Collected data:
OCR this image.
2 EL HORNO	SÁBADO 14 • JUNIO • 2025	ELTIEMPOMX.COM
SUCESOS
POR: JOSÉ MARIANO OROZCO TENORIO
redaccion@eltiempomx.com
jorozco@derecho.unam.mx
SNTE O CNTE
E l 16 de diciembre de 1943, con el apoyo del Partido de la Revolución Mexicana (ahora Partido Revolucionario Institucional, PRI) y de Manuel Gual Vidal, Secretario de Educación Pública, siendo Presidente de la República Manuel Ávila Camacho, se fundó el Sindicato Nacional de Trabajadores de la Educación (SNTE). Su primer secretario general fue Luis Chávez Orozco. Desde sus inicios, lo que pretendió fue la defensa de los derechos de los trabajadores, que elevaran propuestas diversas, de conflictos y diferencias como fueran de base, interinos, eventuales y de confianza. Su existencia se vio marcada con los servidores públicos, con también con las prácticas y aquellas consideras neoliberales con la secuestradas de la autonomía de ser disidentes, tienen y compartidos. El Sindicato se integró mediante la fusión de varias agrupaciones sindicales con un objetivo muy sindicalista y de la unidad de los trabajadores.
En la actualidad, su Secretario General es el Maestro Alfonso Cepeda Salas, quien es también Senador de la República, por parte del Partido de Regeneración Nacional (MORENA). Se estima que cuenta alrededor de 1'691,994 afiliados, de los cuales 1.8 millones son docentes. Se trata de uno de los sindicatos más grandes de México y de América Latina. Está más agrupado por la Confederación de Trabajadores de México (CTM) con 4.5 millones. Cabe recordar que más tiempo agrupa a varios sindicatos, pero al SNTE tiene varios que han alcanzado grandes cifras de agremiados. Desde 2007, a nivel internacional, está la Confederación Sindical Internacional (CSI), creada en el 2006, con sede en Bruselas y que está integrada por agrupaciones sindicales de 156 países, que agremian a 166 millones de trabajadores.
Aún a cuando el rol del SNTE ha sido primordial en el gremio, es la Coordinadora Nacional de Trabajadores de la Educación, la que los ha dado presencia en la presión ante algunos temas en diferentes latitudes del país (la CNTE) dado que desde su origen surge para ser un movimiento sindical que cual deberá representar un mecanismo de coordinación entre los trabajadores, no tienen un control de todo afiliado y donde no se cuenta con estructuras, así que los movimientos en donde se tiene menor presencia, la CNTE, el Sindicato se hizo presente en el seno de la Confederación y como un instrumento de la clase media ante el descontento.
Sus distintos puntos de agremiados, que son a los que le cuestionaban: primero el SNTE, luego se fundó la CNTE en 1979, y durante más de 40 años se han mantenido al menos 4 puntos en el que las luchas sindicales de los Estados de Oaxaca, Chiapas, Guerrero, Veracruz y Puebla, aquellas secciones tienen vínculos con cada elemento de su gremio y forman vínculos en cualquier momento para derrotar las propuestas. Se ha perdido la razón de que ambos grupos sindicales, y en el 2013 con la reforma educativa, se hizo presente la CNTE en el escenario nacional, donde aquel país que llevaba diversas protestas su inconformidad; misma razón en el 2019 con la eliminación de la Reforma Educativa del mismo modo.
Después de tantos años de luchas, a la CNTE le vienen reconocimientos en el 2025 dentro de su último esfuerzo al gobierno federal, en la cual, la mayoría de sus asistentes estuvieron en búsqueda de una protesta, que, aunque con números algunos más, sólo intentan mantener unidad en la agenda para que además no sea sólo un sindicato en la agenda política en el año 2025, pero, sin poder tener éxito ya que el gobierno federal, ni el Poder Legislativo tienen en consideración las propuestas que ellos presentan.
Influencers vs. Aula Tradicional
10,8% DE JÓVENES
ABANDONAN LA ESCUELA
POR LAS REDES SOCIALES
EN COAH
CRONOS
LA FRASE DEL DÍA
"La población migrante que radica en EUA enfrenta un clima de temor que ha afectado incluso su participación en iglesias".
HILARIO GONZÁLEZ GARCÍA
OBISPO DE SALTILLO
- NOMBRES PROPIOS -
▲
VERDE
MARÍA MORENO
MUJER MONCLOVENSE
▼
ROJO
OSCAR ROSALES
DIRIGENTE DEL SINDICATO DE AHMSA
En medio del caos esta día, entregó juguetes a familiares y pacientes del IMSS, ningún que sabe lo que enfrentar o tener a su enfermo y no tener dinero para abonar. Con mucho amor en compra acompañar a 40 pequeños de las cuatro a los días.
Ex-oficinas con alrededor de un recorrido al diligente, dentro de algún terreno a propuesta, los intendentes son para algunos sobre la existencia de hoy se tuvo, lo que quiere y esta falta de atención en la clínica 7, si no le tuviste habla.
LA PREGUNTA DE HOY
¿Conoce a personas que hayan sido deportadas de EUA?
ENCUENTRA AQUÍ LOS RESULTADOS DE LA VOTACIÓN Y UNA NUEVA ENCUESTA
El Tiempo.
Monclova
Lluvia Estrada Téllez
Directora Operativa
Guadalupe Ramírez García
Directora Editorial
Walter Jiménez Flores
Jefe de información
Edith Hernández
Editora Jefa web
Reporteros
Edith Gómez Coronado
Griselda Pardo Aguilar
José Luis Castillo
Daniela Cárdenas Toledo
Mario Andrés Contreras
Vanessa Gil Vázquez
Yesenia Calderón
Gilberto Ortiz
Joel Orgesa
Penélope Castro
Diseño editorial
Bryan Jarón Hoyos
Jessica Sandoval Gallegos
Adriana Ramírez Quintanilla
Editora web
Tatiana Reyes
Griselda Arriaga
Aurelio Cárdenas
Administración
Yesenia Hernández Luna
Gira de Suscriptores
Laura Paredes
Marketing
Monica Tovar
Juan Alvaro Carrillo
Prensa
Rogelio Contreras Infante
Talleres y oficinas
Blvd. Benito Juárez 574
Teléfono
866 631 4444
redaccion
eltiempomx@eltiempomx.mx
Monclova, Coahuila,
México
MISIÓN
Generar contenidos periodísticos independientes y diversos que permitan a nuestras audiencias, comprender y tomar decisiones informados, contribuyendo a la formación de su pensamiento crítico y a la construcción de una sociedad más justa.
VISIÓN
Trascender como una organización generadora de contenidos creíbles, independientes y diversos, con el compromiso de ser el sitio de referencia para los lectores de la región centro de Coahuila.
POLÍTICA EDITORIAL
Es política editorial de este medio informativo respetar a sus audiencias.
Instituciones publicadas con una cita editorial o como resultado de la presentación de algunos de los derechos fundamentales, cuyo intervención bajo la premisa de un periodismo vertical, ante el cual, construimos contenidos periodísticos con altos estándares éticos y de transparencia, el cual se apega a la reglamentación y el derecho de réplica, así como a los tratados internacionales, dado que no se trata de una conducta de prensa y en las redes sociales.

#### [Exercise]
All of the data must be returned exactly.

#### [The response]
OCR this image.
2 EL HORNO	SÁBADO 14 • JUNIO • 2025	ELTIEMPOMX.COM
SUCESOS
POR: JOSÉ MARIANO OROZCO TENORIO
redaccion@eltiempomx.com
jorozco@derecho.unam.mx
SNTE O CNTE
E l 16 de diciembre de 1943, con el apoyo del Partido de la Revolución Mexicana (ahora Partido Revolucionario Institucional, PRI) y de Manuel Gual Vidal, Secretario de Educación Pública, siendo Presidente de la República Manuel Ávila Camacho, se fundó el Sindicato Nacional de Trabajadores de la Educación (SNTE). Su primer secretario general fue Luis Chávez Orozco. Desde sus inicios, lo que pretendió fue la defensa de los derechos de los trabajadores, que elevaran propuestas diversas, de conflictos y diferencias como fueran de base, interinos, eventuales y de confianza. Su existencia se vio marcada con los servidores públicos, con también con las prácticas y aquellas consideras neoliberales con la secuestradas de la autonomía de ser disidentes, tienen y compartidos. El Sindicato se integró mediante la fusión de varias agrupaciones sindicales con un objetivo muy sindicalista y de la unidad de los trabajadores.
En la actualidad, su Secretario General es el Maestro Alfonso Cepeda Salas, quien es también Senador de la República, por parte del Partido de Regeneración Nacional (MORENA). Se estima que cuenta alrededor de 1'691,994 afiliados, de los cuales 1.8 millones son docentes. Se trata de uno de los sindicatos más grandes de México y de América Latina. Está más agrupado por la Confederación de Trabajadores de México (CTM) con 4.5 millones. Cabe recordar que más tiempo agrupa a varios sindicatos, pero al SNTE tiene varios que han alcanzado grandes cifras de agremiados. Desde 2007, a nivel internacional, está la Confederación Sindical Internacional (CSI), creada en el 2006, con sede en Bruselas y que está integrada por agrupaciones sindicales de 156 países, que agremian a 166 millones de trabajadores.
Aún a cuando el rol del SNTE ha sido primordial en el gremio, es la Coordinadora Nacional de Trabajadores de la Educación, la que los ha dado presencia en la presión ante algunos temas en diferentes latitudes del país (la CNTE) dado que desde su origen surge para ser un movimiento sindical que cual deberá representar un mecanismo de coordinación entre los trabajadores, no tienen un control de todo afiliado y donde no se cuenta con estructuras, así que los movimientos en donde se tiene menor presencia, la CNTE, el Sindicato se hizo presente en el seno de la Confederación y como un instrumento de la clase media ante el descontento.
Sus distintos puntos de agremiados, que son a los que le cuestionaban: primero el SNTE, luego se fundó la CNTE en 1979, y durante más de 40 años se han mantenido al menos 4 puntos en el que las luchas sindicales de los Estados de Oaxaca, Chiapas, Guerrero, Veracruz y Puebla, aquellas secciones tienen vínculos con cada elemento de su gremio y forman vínculos en cualquier momento para derrotar las propuestas. Se ha perdido la razón de que ambos grupos sindicales, y en el 2013 con la reforma educativa, se hizo presente la CNTE en el escenario nacional, donde aquel país que llevaba diversas protestas su inconformidad; misma razón en el 2019 con la eliminación de la Reforma Educativa del mismo modo.
Después de tantos años de luchas, a la CNTE le vienen reconocimientos en el 2025 dentro de su último esfuerzo al gobierno federal, en la cual, la mayoría de sus asistentes estuvieron en búsqueda de una protesta, que, aunque con números algunos más, sólo intentan mantener unidad en la agenda para que además no sea sólo un sindicato en la agenda política en el año 2025, pero, sin poder tener éxito ya que el gobierno federal, ni el Poder Legislativo tienen en consideración las propuestas que ellos presentan.
Influencers vs. Aula Tradicional
10,8% DE JÓVENES
ABANDONAN LA ESCUELA
POR LAS REDES SOCIALES
EN COAH
CRONOS
LA FRASE DEL DÍA
"La población migrante que radica en EUA enfrenta un clima de temor que ha afectado incluso su participación en iglesias".
HILARIO GONZÁLEZ GARCÍA
OBISPO DE SALTILLO
- NOMBRES PROPIOS -
▲
VERDE
MARÍA MORENO
MUJER MONCLOVENSE
▼
ROJO
OSCAR ROSALES
DIRIGENTE DEL SINDICATO DE AHMSA
En medio del caos esta día, entregó juguetes a familiares y pacientes del IMSS, ningún que sabe lo que enfrentar o tener a su enfermo y no tener dinero para abonar. Con mucho amor en compra acompañar a 40 pequeños de las cuatro a los días.
Ex-oficinas con alrededor de un recorrido al diligente, dentro de algún terreno a propuesta, los intendentes son para algunos sobre la existencia de hoy se tuvo, lo que quiere y esta falta de atención en la clínica 7, si no le tuviste habla.
LA PREGUNTA DE HOY
¿Conoce a personas que hayan sido deportadas de EUA?
ENCUENTRA AQUÍ LOS RESULTADOS DE LA VOTACIÓN Y UNA NUEVA ENCUESTA
El Tiempo.
Monclova
Lluvia Estrada Téllez
Directora Operativa
Guadalupe Ramírez García
Directora Editorial
Walter Jiménez Flores
Jefe de información
Edith Hernández
Editora Jefa web
Reporteros
Edith Gómez Coronado
Griselda Pardo Aguilar
José Luis Castillo
Daniela Cárdenas Toledo
Mario Andrés Contreras
Vanessa Gil Vázquez
Yesenia Calderón
Gilberto Ortiz
Joel Orgesa
Penélope Castro
Diseño editorial
Bryan Jarón Hoyos
Jessica Sandoval Gallegos
Adriana Ramírez Quintanilla
Editora web
Tatiana Reyes
Griselda Arriaga
Aurelio Cárdenas
Administración
Yesenia Hernández Luna
Gira de Suscriptores
Laura Paredes
Marketing
Monica Tovar
Juan Alvaro Carrillo
Prensa
Rogelio Contreras Infante
Talleres y oficinas
Blvd. Benito Juárez 574
Teléfono
866 631 4444
redaccion
eltiempomx@eltiempomx.mx
Monclova, Coahuila,
México
MISIÓN
Generar contenidos periodísticos independientes y diversos que permitan a nuestras audiencias, comprender y tomar decisiones informados, contribuyendo a la formación de su pensamiento crítico y a la construcción de una sociedad más justa.
VISIÓN
Trascender como una organización generadora de contenidos creíbles, independientes y diversos, con el compromiso de ser el sitio de referencia para los lectores de la región centro de Coahuila.
POLÍTICA EDITORIAL
Es política editorial de este medio informativo respetar a sus audiencias.
Instituciones publicadas con una cita editorial o como resultado de la presentación de algunos de los derechos fundamentales, cuyo intervención bajo la premisa de un periodismo vertical, ante el cual, construimos contenidos periodísticos con altos estándares éticos y de transparencia, el cual se apega a la reglamentación y el derecho de réplica, así como a los tratados internacionales, dado que no se trata de una conducta de prensa y en las redes sociales.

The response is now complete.